_Raw data_
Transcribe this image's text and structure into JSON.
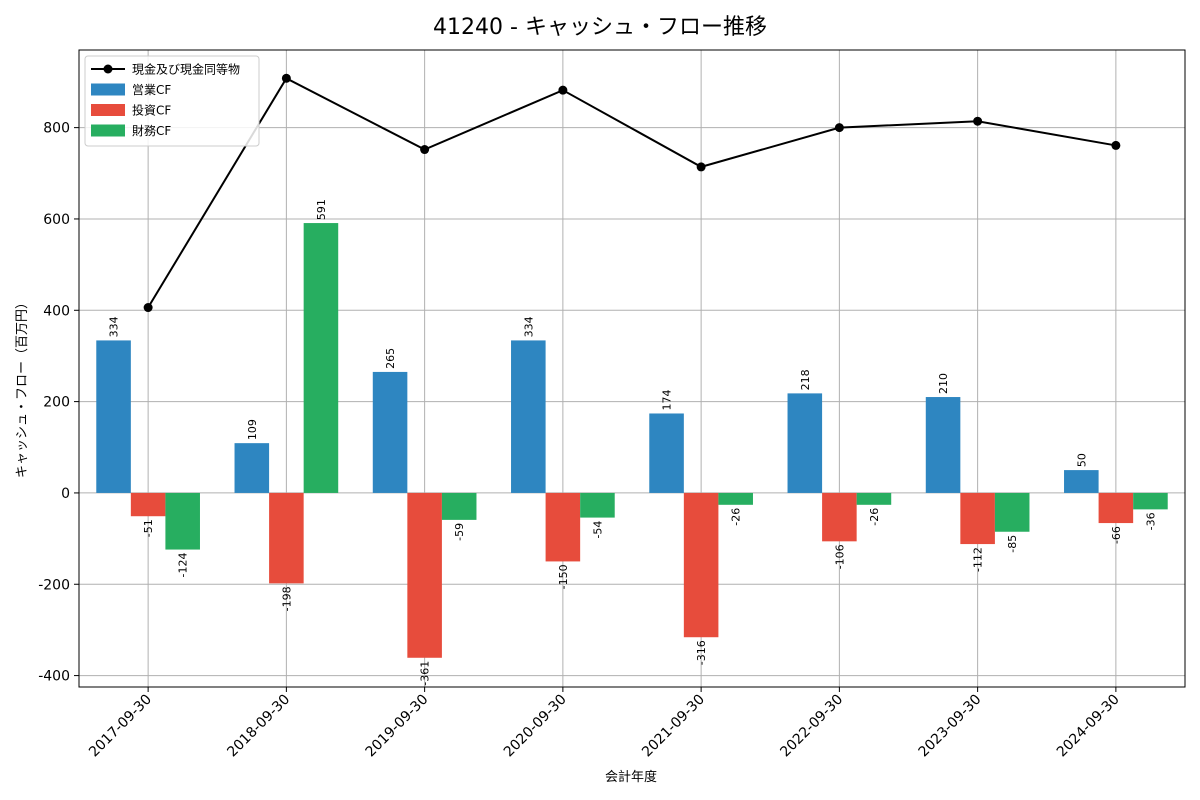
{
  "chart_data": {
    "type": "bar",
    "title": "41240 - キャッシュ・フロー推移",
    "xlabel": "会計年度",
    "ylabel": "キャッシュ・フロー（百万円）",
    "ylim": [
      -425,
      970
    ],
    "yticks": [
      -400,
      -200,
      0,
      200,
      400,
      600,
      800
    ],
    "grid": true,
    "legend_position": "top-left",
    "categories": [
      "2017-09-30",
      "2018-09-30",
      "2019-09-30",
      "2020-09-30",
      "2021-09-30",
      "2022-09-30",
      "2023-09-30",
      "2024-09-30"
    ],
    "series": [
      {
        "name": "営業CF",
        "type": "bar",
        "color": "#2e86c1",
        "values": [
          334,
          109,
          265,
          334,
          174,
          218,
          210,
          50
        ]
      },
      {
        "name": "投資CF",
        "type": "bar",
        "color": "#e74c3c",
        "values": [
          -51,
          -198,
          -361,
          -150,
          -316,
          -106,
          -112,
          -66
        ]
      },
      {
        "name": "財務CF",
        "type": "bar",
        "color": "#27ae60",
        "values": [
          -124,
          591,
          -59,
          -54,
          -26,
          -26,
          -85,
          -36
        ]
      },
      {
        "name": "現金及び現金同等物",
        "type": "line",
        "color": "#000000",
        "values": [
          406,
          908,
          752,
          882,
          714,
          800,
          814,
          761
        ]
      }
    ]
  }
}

_Work required_
State the count of lines that contain the string "color". Nothing else is needed.

_Answer to the exercise_
4